(Data records)
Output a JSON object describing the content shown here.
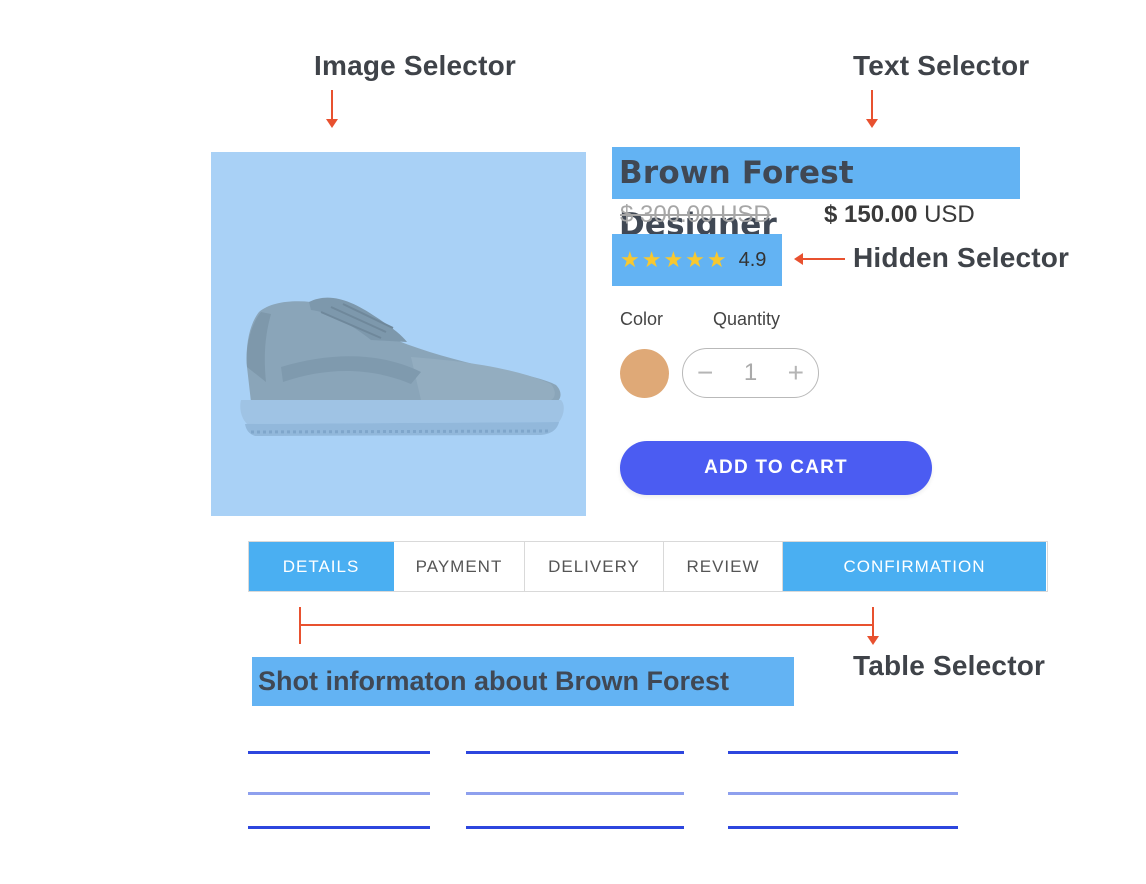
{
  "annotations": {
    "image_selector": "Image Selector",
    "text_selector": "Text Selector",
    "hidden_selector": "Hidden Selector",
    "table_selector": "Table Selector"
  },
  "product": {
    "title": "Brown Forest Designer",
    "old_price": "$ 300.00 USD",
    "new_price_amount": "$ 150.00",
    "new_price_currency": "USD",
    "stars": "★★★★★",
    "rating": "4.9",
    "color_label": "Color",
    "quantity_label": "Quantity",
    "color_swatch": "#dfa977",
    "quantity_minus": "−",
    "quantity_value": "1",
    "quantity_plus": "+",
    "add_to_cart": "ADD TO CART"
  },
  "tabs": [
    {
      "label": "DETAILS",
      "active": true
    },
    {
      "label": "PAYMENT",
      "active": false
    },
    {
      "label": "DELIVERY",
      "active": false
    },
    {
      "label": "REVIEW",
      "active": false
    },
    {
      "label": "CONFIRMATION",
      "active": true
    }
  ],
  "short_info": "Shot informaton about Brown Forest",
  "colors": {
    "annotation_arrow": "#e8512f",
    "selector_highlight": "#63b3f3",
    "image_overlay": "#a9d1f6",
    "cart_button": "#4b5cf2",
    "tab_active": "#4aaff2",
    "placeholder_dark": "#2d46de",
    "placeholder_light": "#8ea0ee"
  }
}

--

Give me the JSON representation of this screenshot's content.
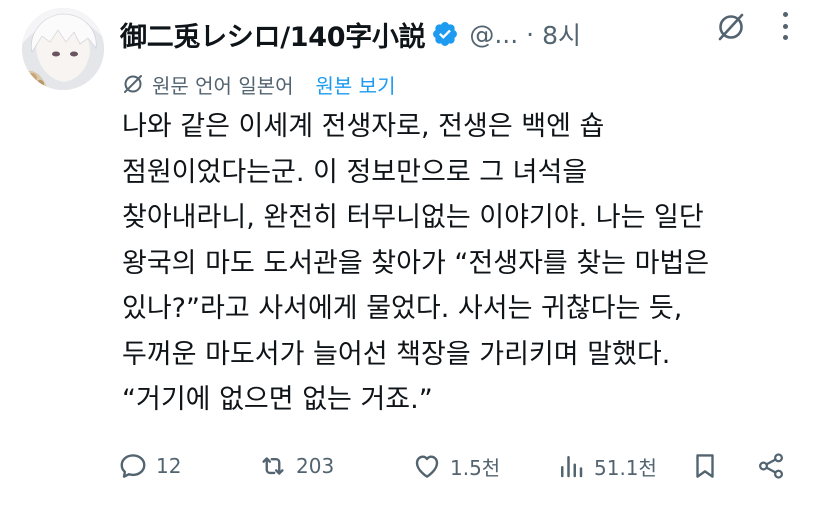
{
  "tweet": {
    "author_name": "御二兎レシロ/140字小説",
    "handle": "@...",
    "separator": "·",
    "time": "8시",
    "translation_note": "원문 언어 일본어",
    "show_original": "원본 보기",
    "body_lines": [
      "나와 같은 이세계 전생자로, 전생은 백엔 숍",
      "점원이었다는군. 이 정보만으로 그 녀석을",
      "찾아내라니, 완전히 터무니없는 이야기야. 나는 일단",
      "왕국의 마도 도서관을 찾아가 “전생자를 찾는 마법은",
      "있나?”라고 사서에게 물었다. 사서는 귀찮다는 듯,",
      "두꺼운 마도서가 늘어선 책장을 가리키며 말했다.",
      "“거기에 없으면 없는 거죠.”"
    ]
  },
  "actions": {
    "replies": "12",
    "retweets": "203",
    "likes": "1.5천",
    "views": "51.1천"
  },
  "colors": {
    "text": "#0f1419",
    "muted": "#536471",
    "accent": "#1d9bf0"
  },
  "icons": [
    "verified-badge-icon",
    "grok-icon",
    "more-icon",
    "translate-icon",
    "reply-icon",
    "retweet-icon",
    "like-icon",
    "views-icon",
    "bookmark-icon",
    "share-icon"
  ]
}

◆ **GIVEN INSTRUCTION**
Return each line that includes "Brown".

◆ **FULL SOLUTION**
    "title": "Brown Forest Designer",
  "short_info": "Shot informaton about Brown Forest",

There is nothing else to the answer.